**Records shown:**
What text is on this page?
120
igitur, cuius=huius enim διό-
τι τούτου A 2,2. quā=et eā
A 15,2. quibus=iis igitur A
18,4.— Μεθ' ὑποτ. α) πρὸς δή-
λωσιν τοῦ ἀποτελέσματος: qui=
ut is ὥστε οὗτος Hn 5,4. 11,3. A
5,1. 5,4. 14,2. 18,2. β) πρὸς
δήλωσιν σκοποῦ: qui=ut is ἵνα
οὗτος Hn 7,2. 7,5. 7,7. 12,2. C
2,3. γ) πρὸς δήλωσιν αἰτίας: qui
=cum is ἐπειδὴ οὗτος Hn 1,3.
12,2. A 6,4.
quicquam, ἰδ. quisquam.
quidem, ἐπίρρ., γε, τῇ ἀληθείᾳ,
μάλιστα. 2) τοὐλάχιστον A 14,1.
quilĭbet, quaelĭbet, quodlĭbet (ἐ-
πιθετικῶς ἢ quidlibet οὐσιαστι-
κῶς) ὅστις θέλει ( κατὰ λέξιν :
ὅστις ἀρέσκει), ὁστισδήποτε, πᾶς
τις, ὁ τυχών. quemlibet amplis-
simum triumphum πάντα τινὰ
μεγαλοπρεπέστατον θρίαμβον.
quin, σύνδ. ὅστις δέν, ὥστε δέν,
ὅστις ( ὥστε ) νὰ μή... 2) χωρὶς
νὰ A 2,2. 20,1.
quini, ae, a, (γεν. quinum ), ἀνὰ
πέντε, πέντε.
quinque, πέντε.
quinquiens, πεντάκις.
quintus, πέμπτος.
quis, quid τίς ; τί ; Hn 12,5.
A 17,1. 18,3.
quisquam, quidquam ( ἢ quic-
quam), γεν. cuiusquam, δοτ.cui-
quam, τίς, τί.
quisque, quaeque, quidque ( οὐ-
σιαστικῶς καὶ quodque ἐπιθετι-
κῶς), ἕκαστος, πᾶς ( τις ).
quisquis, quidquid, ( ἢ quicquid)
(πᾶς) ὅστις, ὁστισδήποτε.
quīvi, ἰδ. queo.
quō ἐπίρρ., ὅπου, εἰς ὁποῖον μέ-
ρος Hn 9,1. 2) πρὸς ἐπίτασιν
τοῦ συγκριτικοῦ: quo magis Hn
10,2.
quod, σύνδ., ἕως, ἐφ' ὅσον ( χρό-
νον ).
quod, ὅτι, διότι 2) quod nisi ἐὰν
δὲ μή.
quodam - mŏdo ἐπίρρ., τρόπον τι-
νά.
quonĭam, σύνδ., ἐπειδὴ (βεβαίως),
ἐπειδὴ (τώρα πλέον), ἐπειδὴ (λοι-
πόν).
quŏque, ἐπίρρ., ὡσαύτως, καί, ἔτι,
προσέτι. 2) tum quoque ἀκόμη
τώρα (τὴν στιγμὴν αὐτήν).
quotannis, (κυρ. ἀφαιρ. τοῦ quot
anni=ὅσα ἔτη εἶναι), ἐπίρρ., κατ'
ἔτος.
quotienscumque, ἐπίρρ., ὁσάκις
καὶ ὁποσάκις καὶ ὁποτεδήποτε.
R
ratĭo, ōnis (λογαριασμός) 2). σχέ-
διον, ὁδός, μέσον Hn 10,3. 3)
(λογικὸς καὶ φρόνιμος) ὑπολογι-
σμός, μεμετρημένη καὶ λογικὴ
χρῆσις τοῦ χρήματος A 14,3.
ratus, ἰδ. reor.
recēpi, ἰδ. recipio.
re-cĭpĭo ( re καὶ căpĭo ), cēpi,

...

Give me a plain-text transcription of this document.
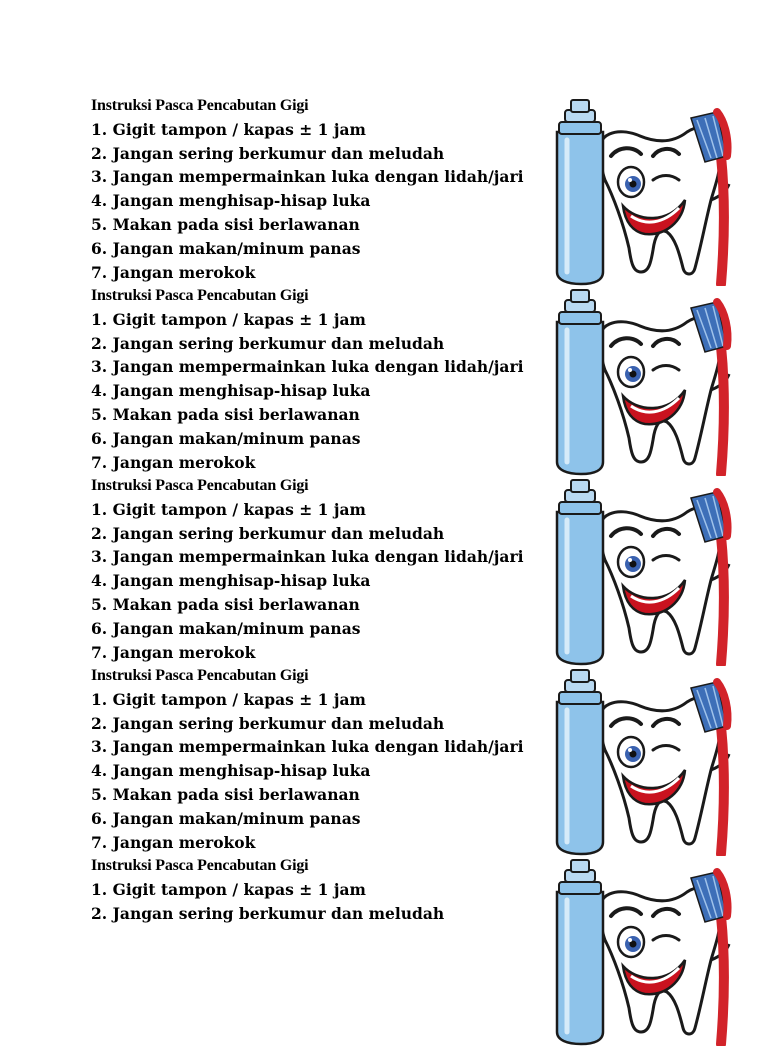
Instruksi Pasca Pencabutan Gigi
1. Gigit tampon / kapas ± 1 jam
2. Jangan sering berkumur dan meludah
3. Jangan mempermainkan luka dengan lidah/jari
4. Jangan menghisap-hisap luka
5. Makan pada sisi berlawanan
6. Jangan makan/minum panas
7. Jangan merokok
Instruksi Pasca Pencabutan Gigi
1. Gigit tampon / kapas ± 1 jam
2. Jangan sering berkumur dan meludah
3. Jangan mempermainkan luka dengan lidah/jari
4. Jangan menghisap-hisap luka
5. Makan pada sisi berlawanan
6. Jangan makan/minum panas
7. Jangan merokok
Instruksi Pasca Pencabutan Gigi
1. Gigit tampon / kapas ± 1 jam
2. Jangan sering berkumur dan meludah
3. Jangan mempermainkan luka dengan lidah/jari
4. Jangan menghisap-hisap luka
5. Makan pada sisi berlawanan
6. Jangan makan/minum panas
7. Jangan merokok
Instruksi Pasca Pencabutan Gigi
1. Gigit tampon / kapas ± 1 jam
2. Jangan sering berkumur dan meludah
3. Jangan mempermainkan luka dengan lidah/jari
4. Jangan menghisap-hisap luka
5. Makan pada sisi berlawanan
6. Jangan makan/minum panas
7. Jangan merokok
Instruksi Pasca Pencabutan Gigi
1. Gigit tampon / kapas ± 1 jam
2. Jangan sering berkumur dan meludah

**Task to carry out:** Read through the entries and copy every line that includes "δήλωσιν".

**Task result:**
δήλωσιν σκοποῦ: qui=ut is ἵνα
2,3. γ) πρὸς δήλωσιν αἰτίας: qui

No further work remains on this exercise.